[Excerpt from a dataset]
START

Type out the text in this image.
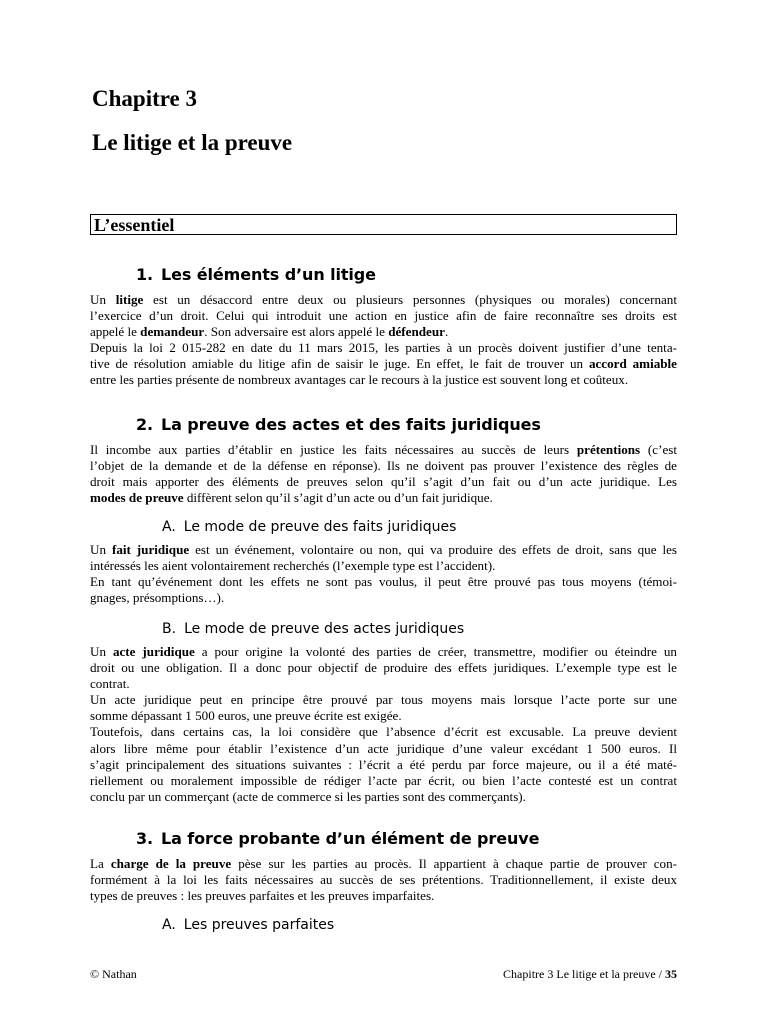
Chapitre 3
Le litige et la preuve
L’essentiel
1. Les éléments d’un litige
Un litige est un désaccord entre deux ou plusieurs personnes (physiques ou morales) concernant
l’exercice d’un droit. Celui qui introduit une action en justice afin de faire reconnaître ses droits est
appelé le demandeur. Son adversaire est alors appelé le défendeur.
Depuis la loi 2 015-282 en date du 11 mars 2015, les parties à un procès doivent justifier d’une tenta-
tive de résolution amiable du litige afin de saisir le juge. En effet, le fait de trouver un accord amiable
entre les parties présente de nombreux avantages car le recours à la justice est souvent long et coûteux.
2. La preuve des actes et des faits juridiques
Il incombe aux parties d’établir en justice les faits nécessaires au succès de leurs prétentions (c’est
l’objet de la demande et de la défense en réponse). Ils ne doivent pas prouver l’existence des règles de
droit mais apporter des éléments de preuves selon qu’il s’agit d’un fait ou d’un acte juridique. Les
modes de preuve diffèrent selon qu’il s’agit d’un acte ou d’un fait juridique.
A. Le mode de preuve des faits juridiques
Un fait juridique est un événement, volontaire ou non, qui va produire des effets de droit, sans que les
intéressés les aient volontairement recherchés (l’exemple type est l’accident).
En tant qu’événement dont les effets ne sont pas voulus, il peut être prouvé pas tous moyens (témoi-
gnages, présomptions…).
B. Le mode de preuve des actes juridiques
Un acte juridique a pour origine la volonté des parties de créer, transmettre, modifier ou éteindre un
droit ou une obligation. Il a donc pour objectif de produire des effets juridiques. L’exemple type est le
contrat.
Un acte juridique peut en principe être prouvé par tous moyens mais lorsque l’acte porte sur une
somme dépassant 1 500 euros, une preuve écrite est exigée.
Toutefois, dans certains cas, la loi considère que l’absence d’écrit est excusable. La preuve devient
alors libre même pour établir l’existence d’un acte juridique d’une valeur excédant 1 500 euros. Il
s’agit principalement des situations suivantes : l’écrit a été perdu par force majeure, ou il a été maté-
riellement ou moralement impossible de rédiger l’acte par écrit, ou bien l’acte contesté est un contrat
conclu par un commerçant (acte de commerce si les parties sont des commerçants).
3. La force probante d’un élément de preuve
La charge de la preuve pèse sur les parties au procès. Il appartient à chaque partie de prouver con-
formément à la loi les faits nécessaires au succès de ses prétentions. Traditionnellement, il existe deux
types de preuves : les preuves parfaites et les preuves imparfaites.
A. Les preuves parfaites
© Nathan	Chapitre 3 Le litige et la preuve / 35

END
START

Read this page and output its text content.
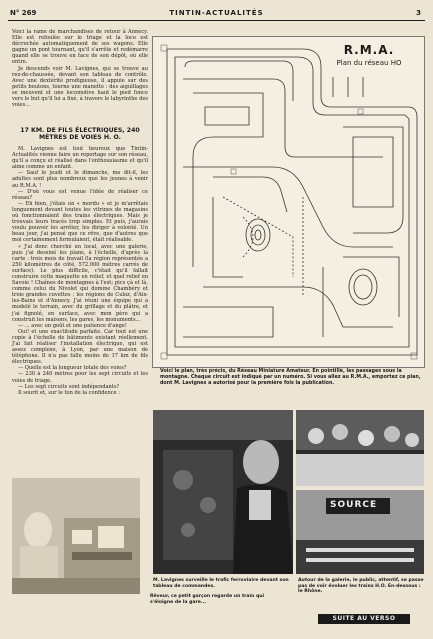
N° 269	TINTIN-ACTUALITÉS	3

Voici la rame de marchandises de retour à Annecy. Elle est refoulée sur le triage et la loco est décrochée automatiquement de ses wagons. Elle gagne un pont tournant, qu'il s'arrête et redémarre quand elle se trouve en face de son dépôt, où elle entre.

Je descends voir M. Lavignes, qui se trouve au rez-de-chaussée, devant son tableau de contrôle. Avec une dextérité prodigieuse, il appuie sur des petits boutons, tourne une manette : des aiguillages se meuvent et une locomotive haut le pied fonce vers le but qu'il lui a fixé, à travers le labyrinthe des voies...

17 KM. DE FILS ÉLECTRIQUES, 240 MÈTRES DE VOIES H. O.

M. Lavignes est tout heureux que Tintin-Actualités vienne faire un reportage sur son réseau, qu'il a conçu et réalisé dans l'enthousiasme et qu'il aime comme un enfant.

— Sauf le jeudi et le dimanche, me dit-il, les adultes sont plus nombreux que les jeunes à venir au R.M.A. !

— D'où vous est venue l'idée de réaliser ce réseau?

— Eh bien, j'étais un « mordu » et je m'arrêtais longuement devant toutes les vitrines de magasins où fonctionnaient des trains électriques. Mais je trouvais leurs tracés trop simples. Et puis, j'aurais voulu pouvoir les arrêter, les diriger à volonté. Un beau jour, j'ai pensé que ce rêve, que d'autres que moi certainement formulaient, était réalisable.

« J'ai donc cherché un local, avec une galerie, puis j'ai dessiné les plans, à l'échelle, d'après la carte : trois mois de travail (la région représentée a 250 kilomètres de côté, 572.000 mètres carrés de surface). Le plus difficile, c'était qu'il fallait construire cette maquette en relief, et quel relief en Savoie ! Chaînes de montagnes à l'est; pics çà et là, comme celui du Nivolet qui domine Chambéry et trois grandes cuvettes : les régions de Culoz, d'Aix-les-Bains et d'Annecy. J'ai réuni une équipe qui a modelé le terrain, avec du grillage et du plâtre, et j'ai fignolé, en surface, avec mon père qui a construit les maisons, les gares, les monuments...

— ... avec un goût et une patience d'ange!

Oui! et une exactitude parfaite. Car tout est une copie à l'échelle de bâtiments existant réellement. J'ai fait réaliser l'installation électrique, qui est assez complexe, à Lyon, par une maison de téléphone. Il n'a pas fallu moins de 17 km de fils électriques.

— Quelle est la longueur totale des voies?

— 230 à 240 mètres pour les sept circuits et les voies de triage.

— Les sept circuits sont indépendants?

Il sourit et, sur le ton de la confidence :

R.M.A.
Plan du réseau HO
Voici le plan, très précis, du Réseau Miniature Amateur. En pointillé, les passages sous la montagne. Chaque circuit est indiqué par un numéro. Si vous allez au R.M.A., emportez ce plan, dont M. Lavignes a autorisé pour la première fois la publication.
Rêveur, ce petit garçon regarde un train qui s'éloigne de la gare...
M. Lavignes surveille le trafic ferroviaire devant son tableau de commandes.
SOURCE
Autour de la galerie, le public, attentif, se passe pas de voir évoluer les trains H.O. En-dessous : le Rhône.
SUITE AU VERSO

END

EXERCISE INSTRUCTIONS >> Where a line contains the string "nombreux", extract that line.

ANSWER FOR THIS EXERCISE >>
entre les parties présente de nombreux avantages car le recours à la justice est souvent long et coûteux.
— Sauf le jeudi et le dimanche, me dit-il, les adultes sont plus nombreux que les jeunes à venir au R.M.A. !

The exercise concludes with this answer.